To do
Each line that holds the word "rank" counts once; report how many lines do so and nothing else.
--- Start ---
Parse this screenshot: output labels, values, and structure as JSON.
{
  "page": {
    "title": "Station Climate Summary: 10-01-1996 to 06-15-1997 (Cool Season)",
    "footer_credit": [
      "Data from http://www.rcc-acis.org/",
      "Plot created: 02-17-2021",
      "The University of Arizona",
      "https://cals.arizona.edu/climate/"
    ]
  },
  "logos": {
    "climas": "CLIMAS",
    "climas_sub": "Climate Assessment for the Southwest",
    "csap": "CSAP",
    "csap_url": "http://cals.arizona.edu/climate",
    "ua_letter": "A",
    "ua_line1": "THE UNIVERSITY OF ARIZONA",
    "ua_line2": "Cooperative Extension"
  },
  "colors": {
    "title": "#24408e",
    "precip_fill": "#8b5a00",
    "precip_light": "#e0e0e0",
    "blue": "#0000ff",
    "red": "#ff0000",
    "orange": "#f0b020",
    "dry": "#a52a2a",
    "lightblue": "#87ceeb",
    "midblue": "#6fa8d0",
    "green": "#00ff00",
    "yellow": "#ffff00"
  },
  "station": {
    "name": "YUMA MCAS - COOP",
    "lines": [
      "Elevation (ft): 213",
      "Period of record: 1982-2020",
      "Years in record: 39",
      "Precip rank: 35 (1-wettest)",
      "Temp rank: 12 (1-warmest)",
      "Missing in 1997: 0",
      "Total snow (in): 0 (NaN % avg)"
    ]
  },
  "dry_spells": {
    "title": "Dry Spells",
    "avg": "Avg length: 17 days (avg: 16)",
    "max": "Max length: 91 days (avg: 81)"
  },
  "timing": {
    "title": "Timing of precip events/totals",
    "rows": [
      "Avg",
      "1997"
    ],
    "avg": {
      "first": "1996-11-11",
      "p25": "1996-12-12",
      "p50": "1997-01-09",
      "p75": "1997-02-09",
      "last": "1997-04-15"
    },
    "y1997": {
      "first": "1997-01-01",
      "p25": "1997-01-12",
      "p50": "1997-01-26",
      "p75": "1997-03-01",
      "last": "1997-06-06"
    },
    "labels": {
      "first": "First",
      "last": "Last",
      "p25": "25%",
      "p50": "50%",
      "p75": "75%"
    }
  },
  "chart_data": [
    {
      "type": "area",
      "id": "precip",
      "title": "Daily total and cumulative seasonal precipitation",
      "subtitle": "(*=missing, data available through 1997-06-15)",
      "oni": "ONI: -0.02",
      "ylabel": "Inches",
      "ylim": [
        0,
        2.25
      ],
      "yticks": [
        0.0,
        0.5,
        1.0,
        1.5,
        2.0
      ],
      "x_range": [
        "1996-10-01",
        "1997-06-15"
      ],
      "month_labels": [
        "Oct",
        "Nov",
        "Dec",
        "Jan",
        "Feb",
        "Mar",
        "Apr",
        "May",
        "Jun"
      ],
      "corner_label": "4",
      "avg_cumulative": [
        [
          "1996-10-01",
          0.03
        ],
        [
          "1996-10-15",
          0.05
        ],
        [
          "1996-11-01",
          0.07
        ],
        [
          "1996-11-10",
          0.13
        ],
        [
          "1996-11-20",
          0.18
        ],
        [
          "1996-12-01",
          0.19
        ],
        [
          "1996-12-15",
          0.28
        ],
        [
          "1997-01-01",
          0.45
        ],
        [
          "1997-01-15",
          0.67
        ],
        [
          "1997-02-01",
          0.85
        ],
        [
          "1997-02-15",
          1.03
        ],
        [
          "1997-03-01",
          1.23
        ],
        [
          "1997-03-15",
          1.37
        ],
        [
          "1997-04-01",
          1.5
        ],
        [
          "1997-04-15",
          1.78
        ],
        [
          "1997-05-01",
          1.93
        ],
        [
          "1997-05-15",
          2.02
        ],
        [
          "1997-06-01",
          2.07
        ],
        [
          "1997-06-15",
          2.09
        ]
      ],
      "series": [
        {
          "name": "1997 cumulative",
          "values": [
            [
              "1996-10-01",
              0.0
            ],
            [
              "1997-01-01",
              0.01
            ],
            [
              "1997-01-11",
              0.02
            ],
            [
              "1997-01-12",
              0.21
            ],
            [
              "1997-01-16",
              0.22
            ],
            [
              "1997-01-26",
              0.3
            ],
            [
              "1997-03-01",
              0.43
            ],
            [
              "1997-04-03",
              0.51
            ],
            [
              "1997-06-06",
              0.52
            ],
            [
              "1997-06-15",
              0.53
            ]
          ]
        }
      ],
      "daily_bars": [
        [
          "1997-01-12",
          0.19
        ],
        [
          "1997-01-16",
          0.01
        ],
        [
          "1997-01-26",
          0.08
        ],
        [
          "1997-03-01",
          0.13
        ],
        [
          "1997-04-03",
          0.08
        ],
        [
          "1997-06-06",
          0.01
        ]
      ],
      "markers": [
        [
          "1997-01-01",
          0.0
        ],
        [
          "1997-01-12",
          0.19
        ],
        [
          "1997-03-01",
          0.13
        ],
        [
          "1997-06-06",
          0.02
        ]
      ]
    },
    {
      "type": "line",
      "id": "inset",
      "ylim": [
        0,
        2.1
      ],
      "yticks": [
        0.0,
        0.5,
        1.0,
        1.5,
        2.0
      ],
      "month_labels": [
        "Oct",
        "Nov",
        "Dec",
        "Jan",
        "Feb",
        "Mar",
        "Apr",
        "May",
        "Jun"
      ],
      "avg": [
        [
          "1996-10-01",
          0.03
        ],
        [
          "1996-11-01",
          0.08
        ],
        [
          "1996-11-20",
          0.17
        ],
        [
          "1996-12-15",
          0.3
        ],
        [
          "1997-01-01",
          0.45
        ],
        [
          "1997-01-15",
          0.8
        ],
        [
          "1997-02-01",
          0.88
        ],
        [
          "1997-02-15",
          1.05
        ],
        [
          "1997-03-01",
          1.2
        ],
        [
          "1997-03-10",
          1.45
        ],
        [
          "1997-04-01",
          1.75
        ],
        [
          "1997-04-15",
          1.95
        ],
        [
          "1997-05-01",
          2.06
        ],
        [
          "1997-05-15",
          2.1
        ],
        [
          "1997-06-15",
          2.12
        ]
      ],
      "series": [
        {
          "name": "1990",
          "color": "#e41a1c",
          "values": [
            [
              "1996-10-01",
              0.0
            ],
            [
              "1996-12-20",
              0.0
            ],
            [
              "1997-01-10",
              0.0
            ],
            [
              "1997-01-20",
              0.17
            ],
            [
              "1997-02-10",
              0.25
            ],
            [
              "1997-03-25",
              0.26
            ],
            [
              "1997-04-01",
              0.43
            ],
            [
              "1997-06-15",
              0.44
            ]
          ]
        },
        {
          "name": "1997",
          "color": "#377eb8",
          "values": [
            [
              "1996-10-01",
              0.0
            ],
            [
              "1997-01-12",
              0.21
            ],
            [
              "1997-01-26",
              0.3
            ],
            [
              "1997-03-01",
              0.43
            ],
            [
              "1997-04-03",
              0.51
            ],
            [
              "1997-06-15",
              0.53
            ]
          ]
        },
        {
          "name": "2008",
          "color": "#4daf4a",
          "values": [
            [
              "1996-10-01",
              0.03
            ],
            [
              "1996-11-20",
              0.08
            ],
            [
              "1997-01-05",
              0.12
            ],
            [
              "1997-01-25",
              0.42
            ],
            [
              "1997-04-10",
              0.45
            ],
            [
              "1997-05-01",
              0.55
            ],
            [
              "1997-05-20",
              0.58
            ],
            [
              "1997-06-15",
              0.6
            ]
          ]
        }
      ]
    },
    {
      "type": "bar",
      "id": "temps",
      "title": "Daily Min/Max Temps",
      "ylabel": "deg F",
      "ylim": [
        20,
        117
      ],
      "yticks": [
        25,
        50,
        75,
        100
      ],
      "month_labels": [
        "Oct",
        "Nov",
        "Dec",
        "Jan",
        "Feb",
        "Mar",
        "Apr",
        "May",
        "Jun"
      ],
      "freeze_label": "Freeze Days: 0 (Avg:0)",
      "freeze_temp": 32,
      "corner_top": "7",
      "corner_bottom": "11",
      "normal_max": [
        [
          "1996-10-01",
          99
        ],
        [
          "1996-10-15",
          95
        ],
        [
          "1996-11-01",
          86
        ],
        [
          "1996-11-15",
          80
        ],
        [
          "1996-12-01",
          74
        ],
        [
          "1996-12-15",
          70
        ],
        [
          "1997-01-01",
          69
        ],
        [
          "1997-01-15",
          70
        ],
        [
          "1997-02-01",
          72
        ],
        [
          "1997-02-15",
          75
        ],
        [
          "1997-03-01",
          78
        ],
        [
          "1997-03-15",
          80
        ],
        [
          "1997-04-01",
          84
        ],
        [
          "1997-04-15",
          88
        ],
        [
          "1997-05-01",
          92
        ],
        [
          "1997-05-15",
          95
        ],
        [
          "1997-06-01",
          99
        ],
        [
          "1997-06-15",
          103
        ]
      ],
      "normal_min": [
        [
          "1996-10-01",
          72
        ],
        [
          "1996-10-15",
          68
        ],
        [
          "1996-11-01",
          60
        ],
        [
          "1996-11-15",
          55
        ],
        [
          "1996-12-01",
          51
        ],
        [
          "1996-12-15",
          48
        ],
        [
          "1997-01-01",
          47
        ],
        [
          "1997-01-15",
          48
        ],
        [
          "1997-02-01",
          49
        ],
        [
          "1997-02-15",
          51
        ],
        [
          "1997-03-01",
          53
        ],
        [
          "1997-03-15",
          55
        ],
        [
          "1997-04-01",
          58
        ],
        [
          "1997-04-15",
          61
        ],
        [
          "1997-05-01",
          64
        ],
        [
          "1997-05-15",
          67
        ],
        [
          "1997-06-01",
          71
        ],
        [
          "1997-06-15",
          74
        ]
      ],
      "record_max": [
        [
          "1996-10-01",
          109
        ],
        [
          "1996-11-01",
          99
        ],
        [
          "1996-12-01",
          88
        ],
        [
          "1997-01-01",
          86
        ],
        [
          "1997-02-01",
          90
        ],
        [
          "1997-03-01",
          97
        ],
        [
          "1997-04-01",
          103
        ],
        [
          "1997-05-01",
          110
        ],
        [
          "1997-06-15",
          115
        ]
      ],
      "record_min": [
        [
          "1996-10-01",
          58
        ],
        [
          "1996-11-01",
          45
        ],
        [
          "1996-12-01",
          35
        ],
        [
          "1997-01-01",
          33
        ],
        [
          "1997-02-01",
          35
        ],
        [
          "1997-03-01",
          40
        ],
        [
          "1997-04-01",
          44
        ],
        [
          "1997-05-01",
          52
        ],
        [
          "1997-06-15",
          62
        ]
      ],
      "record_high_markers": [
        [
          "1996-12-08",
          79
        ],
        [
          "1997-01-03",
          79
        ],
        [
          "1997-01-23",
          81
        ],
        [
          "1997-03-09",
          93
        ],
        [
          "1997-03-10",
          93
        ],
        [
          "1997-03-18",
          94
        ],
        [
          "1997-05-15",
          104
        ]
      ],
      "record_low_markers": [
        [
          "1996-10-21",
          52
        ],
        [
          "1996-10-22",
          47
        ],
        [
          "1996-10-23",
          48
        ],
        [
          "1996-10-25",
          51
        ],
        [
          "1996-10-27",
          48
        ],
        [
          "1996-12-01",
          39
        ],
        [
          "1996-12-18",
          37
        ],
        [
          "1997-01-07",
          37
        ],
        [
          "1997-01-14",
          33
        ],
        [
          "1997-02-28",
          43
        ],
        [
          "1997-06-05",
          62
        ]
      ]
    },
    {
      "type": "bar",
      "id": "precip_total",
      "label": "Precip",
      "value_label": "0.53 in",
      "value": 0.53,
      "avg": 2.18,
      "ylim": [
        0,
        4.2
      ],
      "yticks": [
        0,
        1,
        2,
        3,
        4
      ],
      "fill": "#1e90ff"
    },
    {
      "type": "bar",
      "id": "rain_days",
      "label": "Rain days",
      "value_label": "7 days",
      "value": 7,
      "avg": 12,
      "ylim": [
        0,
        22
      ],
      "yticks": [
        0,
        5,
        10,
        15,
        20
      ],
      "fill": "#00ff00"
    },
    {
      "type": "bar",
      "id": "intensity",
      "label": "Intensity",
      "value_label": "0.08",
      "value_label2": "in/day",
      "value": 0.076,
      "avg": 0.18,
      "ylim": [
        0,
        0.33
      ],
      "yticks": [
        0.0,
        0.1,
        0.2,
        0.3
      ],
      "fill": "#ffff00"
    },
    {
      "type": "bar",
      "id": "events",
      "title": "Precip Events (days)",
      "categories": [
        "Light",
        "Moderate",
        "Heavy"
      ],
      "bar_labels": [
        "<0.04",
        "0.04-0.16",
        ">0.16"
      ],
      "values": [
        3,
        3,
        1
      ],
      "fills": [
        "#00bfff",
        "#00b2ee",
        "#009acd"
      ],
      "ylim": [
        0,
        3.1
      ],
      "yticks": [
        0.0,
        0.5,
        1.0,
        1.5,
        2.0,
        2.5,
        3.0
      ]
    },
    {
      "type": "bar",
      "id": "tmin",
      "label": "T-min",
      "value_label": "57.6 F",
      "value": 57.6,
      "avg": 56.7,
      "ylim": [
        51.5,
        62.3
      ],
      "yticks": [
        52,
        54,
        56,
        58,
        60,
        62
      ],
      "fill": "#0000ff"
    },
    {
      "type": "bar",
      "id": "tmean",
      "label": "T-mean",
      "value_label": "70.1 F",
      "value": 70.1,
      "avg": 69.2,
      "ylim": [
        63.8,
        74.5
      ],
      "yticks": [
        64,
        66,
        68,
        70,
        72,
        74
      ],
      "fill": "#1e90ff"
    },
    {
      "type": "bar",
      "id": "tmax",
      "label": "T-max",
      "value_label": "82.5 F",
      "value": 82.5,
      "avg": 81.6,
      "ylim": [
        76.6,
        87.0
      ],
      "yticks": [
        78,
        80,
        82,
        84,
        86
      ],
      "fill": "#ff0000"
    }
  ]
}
--- End ---
The completed task
2